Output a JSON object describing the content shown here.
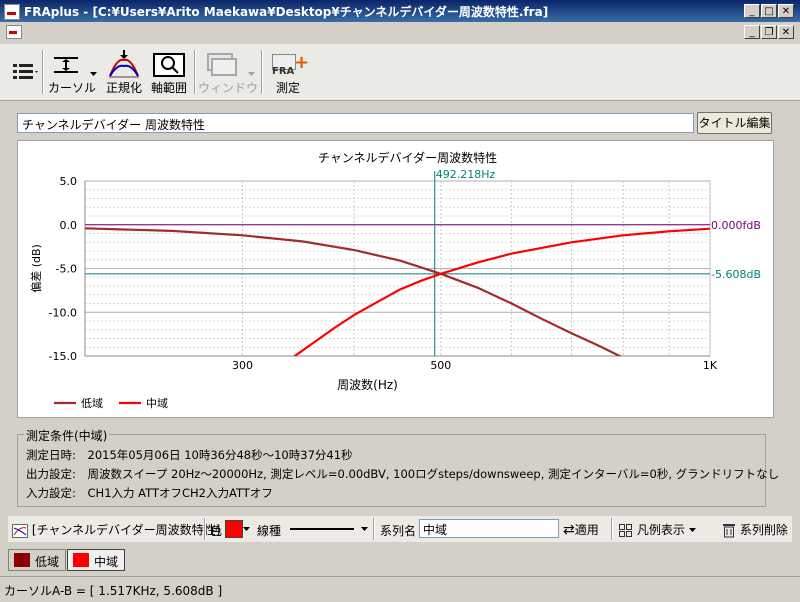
{
  "window": {
    "title": "FRAplus - [C:¥Users¥Arito Maekawa¥Desktop¥チャンネルデバイダー周波数特性.fra]"
  },
  "toolbar": {
    "cursor_label": "カーソル",
    "normalize_label": "正規化",
    "axis_range_label": "軸範囲",
    "window_label": "ウィンドウ",
    "measure_label": "測定",
    "measure_icon_text": "FRA"
  },
  "title_field": {
    "value": "チャンネルデバイダー 周波数特性"
  },
  "title_edit_button": "タイトル編集",
  "chart_data": {
    "type": "line",
    "title": "チャンネルデバイダー周波数特性",
    "xlabel": "周波数(Hz)",
    "ylabel": "偏差 (dB)",
    "xscale": "log",
    "xlim": [
      200,
      1000
    ],
    "ylim": [
      -15,
      5
    ],
    "yticks": [
      "5.0",
      "0.0",
      "-5.0",
      "-10.0",
      "-15.0"
    ],
    "xticks": [
      "300",
      "500",
      "1K"
    ],
    "grid": true,
    "legend_position": "bottom-left",
    "series": [
      {
        "name": "低域",
        "color": "#a52a2a",
        "x": [
          200,
          250,
          300,
          350,
          400,
          450,
          500,
          550,
          600,
          650,
          700,
          750,
          800,
          850
        ],
        "y": [
          -0.4,
          -0.7,
          -1.2,
          -1.9,
          -2.9,
          -4.1,
          -5.6,
          -7.2,
          -9.0,
          -10.8,
          -12.4,
          -13.8,
          -15.2,
          -16.5
        ]
      },
      {
        "name": "中域",
        "color": "#ff0000",
        "x": [
          340,
          360,
          380,
          400,
          425,
          450,
          475,
          500,
          550,
          600,
          700,
          800,
          900,
          1000
        ],
        "y": [
          -15.3,
          -13.5,
          -11.8,
          -10.3,
          -8.8,
          -7.4,
          -6.4,
          -5.6,
          -4.3,
          -3.3,
          -2.0,
          -1.2,
          -0.75,
          -0.45
        ]
      }
    ],
    "cursor_x": {
      "value": 492.218,
      "label": "492.218Hz"
    },
    "cursor_lines": [
      {
        "value": 0.0,
        "label": "0.000fdB",
        "color": "#800080"
      },
      {
        "value": -5.608,
        "label": "-5.608dB",
        "color": "#008080"
      }
    ]
  },
  "conditions": {
    "title": "測定条件(中域)",
    "date_label": "測定日時:",
    "date_value": "2015年05月06日 10時36分48秒～10時37分41秒",
    "output_label": "出力設定:",
    "output_value": "周波数スイープ 20Hz～20000Hz, 測定レベル=0.00dBV, 100ログsteps/downsweep, 測定インターバル=0秒, グランドリフトなし",
    "input_label": "入力設定:",
    "input_value": "CH1入力 ATTオフCH2入力ATTオフ"
  },
  "bottom_toolbar": {
    "chart_name": "[チャンネルデバイダー周波数特性]",
    "color_label": "色",
    "color_value": "#ff0000",
    "linetype_label": "線種",
    "series_name_label": "系列名",
    "series_name_value": "中域",
    "apply_label": "適用",
    "legend_label": "凡例表示",
    "delete_label": "系列削除"
  },
  "series_tabs": [
    {
      "label": "低域",
      "color": "#8b0000"
    },
    {
      "label": "中域",
      "color": "#ff0000"
    }
  ],
  "status": {
    "text": "カーソルA-B = [ 1.517KHz, 5.608dB ]"
  }
}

==============================

* **GIVEN TASK**
Repeat the full listing above exactly, with no pictures in the copy.

* **EXERCISE OUTPUT**
Output a JSON object describing the content shown here.
{
  "window": {
    "title": "FRAplus - [C:¥Users¥Arito Maekawa¥Desktop¥チャンネルデバイダー周波数特性.fra]"
  },
  "toolbar": {
    "cursor_label": "カーソル",
    "normalize_label": "正規化",
    "axis_range_label": "軸範囲",
    "window_label": "ウィンドウ",
    "measure_label": "測定",
    "measure_icon_text": "FRA"
  },
  "title_field": {
    "value": "チャンネルデバイダー 周波数特性"
  },
  "title_edit_button": "タイトル編集",
  "chart_data": {
    "type": "line",
    "title": "チャンネルデバイダー周波数特性",
    "xlabel": "周波数(Hz)",
    "ylabel": "偏差 (dB)",
    "xscale": "log",
    "xlim": [
      200,
      1000
    ],
    "ylim": [
      -15,
      5
    ],
    "yticks": [
      "5.0",
      "0.0",
      "-5.0",
      "-10.0",
      "-15.0"
    ],
    "xticks": [
      "300",
      "500",
      "1K"
    ],
    "grid": true,
    "legend_position": "bottom-left",
    "series": [
      {
        "name": "低域",
        "color": "#a52a2a",
        "x": [
          200,
          250,
          300,
          350,
          400,
          450,
          500,
          550,
          600,
          650,
          700,
          750,
          800,
          850
        ],
        "y": [
          -0.4,
          -0.7,
          -1.2,
          -1.9,
          -2.9,
          -4.1,
          -5.6,
          -7.2,
          -9.0,
          -10.8,
          -12.4,
          -13.8,
          -15.2,
          -16.5
        ]
      },
      {
        "name": "中域",
        "color": "#ff0000",
        "x": [
          340,
          360,
          380,
          400,
          425,
          450,
          475,
          500,
          550,
          600,
          700,
          800,
          900,
          1000
        ],
        "y": [
          -15.3,
          -13.5,
          -11.8,
          -10.3,
          -8.8,
          -7.4,
          -6.4,
          -5.6,
          -4.3,
          -3.3,
          -2.0,
          -1.2,
          -0.75,
          -0.45
        ]
      }
    ],
    "cursor_x": {
      "value": 492.218,
      "label": "492.218Hz"
    },
    "cursor_lines": [
      {
        "value": 0.0,
        "label": "0.000fdB",
        "color": "#800080"
      },
      {
        "value": -5.608,
        "label": "-5.608dB",
        "color": "#008080"
      }
    ]
  },
  "conditions": {
    "title": "測定条件(中域)",
    "date_label": "測定日時:",
    "date_value": "2015年05月06日 10時36分48秒～10時37分41秒",
    "output_label": "出力設定:",
    "output_value": "周波数スイープ 20Hz～20000Hz, 測定レベル=0.00dBV, 100ログsteps/downsweep, 測定インターバル=0秒, グランドリフトなし",
    "input_label": "入力設定:",
    "input_value": "CH1入力 ATTオフCH2入力ATTオフ"
  },
  "bottom_toolbar": {
    "chart_name": "[チャンネルデバイダー周波数特性]",
    "color_label": "色",
    "color_value": "#ff0000",
    "linetype_label": "線種",
    "series_name_label": "系列名",
    "series_name_value": "中域",
    "apply_label": "適用",
    "legend_label": "凡例表示",
    "delete_label": "系列削除"
  },
  "series_tabs": [
    {
      "label": "低域",
      "color": "#8b0000"
    },
    {
      "label": "中域",
      "color": "#ff0000"
    }
  ],
  "status": {
    "text": "カーソルA-B = [ 1.517KHz, 5.608dB ]"
  }
}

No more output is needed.